__Stated task__: Reproduce the material exactly, omitting nothing.

:: Available records

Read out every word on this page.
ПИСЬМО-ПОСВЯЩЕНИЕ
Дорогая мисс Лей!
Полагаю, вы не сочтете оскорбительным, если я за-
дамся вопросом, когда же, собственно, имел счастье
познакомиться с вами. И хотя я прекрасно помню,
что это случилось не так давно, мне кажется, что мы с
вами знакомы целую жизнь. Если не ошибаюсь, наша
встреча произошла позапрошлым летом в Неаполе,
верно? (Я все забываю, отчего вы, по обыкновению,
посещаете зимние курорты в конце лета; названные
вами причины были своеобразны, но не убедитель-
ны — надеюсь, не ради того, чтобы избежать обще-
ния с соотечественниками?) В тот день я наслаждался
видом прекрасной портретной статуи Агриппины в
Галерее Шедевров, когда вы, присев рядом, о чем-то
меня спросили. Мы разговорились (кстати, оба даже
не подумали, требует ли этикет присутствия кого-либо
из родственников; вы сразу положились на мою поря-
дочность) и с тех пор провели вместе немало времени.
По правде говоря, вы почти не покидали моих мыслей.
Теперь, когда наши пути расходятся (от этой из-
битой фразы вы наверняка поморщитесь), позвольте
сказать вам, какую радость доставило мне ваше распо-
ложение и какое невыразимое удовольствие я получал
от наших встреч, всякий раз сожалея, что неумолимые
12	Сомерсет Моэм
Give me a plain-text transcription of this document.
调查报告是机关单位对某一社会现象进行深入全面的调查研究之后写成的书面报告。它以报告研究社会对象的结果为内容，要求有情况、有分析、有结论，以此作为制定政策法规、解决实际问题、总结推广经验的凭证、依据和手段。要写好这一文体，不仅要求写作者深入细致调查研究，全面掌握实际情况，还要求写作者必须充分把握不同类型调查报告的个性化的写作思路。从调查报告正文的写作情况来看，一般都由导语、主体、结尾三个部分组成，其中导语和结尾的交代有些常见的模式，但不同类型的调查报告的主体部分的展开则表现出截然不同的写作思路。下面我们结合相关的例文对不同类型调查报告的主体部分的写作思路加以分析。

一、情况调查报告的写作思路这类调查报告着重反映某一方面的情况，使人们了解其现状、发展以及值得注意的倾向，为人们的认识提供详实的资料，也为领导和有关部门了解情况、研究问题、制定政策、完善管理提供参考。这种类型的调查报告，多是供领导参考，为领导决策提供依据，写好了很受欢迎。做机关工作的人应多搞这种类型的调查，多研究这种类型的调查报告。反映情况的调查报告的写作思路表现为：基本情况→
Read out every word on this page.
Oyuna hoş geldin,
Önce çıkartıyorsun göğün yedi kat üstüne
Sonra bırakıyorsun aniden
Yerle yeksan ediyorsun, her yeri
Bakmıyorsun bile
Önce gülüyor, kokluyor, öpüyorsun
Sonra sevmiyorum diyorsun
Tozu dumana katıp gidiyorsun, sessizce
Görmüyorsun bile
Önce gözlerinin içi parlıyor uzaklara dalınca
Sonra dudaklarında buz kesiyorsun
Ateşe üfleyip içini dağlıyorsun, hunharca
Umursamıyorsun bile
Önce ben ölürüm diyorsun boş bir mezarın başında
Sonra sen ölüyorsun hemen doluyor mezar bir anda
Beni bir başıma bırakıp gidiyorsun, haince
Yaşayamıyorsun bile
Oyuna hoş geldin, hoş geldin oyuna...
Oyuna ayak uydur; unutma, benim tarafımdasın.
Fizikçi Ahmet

::::

__Task answer__:
Read out every word on this page.
ПИСЬМО-ПОСВЯЩЕНИЕ
Дорогая мисс Лей!
Полагаю, вы не сочтете оскорбительным, если я за-
дамся вопросом, когда же, собственно, имел счастье
познакомиться с вами. И хотя я прекрасно помню,
что это случилось не так давно, мне кажется, что мы с
вами знакомы целую жизнь. Если не ошибаюсь, наша
встреча произошла позапрошлым летом в Неаполе,
верно? (Я все забываю, отчего вы, по обыкновению,
посещаете зимние курорты в конце лета; названные
вами причины были своеобразны, но не убедитель-
ны — надеюсь, не ради того, чтобы избежать обще-
ния с соотечественниками?) В тот день я наслаждался
видом прекрасной портретной статуи Агриппины в
Галерее Шедевров, когда вы, присев рядом, о чем-то
меня спросили. Мы разговорились (кстати, оба даже
не подумали, требует ли этикет присутствия кого-либо
из родственников; вы сразу положились на мою поря-
дочность) и с тех пор провели вместе немало времени.
По правде говоря, вы почти не покидали моих мыслей.
Теперь, когда наши пути расходятся (от этой из-
битой фразы вы наверняка поморщитесь), позвольте
сказать вам, какую радость доставило мне ваше распо-
ложение и какое невыразимое удовольствие я получал
от наших встреч, всякий раз сожалея, что неумолимые
12	Сомерсет Моэм
Give me a plain-text transcription of this document.
调查报告是机关单位对某一社会现象进行深入全面的调查研究之后写成的书面报告。它以报告研究社会对象的结果为内容，要求有情况、有分析、有结论，以此作为制定政策法规、解决实际问题、总结推广经验的凭证、依据和手段。要写好这一文体，不仅要求写作者深入细致调查研究，全面掌握实际情况，还要求写作者必须充分把握不同类型调查报告的个性化的写作思路。从调查报告正文的写作情况来看，一般都由导语、主体、结尾三个部分组成，其中导语和结尾的交代有些常见的模式，但不同类型的调查报告的主体部分的展开则表现出截然不同的写作思路。下面我们结合相关的例文对不同类型调查报告的主体部分的写作思路加以分析。

一、情况调查报告的写作思路这类调查报告着重反映某一方面的情况，使人们了解其现状、发展以及值得注意的倾向，为人们的认识提供详实的资料，也为领导和有关部门了解情况、研究问题、制定政策、完善管理提供参考。这种类型的调查报告，多是供领导参考，为领导决策提供依据，写好了很受欢迎。做机关工作的人应多搞这种类型的调查，多研究这种类型的调查报告。反映情况的调查报告的写作思路表现为：基本情况→
Read out every word on this page.
Oyuna hoş geldin,
Önce çıkartıyorsun göğün yedi kat üstüne
Sonra bırakıyorsun aniden
Yerle yeksan ediyorsun, her yeri
Bakmıyorsun bile
Önce gülüyor, kokluyor, öpüyorsun
Sonra sevmiyorum diyorsun
Tozu dumana katıp gidiyorsun, sessizce
Görmüyorsun bile
Önce gözlerinin içi parlıyor uzaklara dalınca
Sonra dudaklarında buz kesiyorsun
Ateşe üfleyip içini dağlıyorsun, hunharca
Umursamıyorsun bile
Önce ben ölürüm diyorsun boş bir mezarın başında
Sonra sen ölüyorsun hemen doluyor mezar bir anda
Beni bir başıma bırakıp gidiyorsun, haince
Yaşayamıyorsun bile
Oyuna hoş geldin, hoş geldin oyuna...
Oyuna ayak uydur; unutma, benim tarafımdasın.
Fizikçi Ahmet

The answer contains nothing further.